» Exercise instructions:
State only how many lines below include the string "about".

» Given entries:
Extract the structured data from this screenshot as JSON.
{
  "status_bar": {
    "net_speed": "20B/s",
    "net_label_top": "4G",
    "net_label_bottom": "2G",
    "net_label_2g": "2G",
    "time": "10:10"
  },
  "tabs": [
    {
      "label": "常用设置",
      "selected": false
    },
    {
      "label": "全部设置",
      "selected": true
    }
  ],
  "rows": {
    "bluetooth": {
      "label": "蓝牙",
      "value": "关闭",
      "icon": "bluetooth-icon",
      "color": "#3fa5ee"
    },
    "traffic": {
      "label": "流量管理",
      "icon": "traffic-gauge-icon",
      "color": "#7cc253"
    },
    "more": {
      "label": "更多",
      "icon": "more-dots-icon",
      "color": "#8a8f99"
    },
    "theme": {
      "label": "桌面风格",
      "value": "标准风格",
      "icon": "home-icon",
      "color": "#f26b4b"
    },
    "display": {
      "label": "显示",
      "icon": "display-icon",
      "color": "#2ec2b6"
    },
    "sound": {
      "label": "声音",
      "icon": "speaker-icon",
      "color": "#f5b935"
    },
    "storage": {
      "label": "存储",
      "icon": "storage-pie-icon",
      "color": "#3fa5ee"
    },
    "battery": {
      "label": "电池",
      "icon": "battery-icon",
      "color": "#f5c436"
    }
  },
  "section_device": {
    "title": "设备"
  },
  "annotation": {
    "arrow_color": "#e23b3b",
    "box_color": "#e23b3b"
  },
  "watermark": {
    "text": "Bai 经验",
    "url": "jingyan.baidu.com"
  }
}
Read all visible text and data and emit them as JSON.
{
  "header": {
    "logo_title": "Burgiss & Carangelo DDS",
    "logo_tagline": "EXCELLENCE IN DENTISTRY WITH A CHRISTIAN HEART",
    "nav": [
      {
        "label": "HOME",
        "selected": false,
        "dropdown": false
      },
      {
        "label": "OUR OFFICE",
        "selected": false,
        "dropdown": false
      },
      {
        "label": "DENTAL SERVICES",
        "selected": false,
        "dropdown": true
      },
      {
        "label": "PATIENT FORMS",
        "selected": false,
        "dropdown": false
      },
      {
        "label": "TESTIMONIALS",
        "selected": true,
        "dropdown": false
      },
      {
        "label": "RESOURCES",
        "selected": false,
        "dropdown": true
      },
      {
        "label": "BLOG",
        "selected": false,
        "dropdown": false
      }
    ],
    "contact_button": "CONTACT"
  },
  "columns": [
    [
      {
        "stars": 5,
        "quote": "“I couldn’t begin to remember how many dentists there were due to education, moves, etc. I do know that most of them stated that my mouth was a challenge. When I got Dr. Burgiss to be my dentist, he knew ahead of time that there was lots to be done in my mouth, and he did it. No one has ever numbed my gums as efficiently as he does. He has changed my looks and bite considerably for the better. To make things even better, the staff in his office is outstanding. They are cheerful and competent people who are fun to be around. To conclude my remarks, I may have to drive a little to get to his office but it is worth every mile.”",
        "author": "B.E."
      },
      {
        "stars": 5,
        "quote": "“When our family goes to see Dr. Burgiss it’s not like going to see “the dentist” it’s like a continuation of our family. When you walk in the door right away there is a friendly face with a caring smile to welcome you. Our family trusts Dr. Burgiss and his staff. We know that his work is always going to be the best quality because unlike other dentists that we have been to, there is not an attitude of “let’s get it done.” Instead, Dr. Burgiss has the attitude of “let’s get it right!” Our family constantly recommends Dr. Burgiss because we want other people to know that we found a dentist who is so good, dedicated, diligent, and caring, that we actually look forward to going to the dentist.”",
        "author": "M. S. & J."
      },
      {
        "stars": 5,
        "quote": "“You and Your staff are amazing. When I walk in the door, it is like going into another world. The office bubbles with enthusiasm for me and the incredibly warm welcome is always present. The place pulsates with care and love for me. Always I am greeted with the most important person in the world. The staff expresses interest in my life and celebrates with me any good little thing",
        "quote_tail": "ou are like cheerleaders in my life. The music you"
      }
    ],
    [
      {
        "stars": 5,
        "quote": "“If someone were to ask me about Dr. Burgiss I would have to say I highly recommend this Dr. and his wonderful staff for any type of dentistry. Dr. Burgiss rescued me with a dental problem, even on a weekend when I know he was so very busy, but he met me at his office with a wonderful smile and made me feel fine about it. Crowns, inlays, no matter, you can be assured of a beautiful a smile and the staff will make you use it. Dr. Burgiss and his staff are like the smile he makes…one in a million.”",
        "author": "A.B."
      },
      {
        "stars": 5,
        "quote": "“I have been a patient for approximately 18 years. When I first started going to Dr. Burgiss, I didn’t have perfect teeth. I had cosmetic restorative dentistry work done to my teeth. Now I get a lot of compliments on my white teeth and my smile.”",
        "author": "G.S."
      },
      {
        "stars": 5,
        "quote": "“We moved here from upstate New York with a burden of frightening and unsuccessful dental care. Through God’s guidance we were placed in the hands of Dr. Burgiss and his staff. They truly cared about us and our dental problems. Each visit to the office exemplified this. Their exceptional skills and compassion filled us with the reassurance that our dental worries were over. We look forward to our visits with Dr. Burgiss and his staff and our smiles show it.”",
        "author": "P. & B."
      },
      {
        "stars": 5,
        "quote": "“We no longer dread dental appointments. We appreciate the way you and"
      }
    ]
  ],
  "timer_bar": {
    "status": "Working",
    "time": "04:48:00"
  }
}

» The response:
2